*** SOURCE DATA
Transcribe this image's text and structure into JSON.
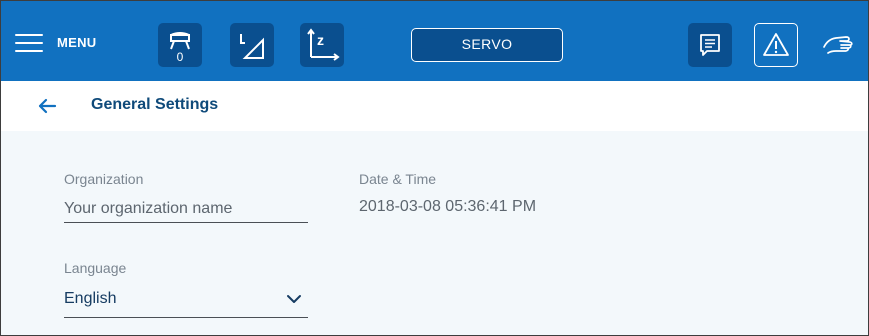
{
  "topbar": {
    "menu_label": "MENU",
    "tool_count": "0",
    "servo_label": "SERVO",
    "background": "#1171c0",
    "button_background": "#0a4f8f",
    "icons": [
      "hamburger-icon",
      "tool-frame-icon",
      "user-frame-icon",
      "coordinate-jog-icon",
      "message-icon",
      "warning-icon",
      "hand-icon"
    ]
  },
  "header": {
    "title": "General Settings",
    "back_icon": "back-arrow-icon"
  },
  "settings": {
    "organization": {
      "label": "Organization",
      "placeholder": "Your organization name",
      "value": ""
    },
    "datetime": {
      "label": "Date & Time",
      "value": "2018-03-08 05:36:41 PM"
    },
    "language": {
      "label": "Language",
      "value": "English"
    }
  },
  "colors": {
    "title": "#0f4a7a",
    "content_background": "#f3f8fb"
  }
}
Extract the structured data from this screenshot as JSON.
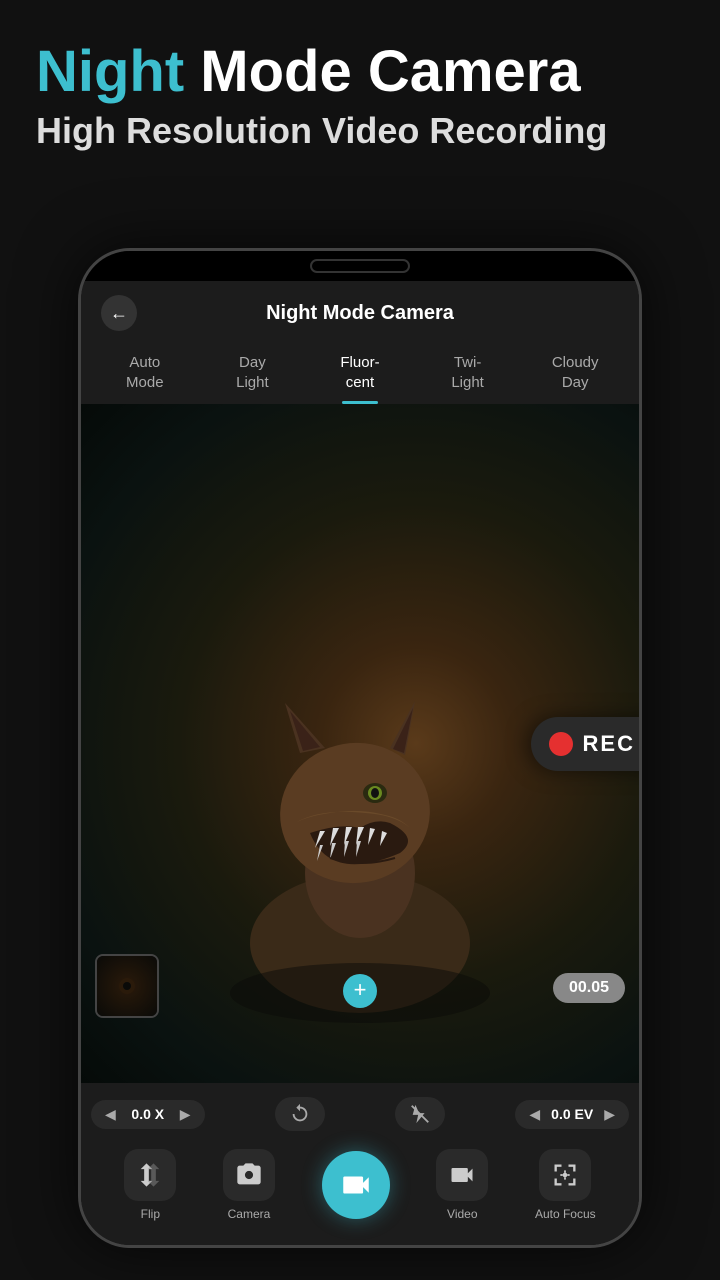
{
  "header": {
    "title_night": "Night",
    "title_rest": " Mode Camera",
    "subtitle": "High Resolution Video Recording"
  },
  "camera": {
    "back_label": "←",
    "title": "Night Mode Camera",
    "tabs": [
      {
        "label": "Auto\nMode",
        "active": false,
        "id": "auto"
      },
      {
        "label": "Day\nLight",
        "active": false,
        "id": "daylight"
      },
      {
        "label": "Fluor-\ncent",
        "active": true,
        "id": "fluorescent"
      },
      {
        "label": "Twi-\nLight",
        "active": false,
        "id": "twilight"
      },
      {
        "label": "Cloudy\nDay",
        "active": false,
        "id": "cloudyday"
      }
    ],
    "rec_label": "REC",
    "timer": "00.05",
    "zoom_value": "0.0 X",
    "ev_value": "0.0 EV",
    "buttons": [
      {
        "label": "Flip",
        "id": "flip"
      },
      {
        "label": "Camera",
        "id": "camera"
      },
      {
        "label": "",
        "id": "record"
      },
      {
        "label": "Video",
        "id": "video"
      },
      {
        "label": "Auto Focus",
        "id": "autofocus"
      }
    ]
  },
  "colors": {
    "accent": "#3dbfcf",
    "rec_red": "#e53030",
    "bg_dark": "#111111",
    "phone_bg": "#1c1c1c"
  }
}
******
## AIM
Show every line from the listing above in which the string "JSON" appears.

## OUTPUT BELOW
Transcribe this image's text and structure into JSON.
Extract the structured data from this screenshot as JSON.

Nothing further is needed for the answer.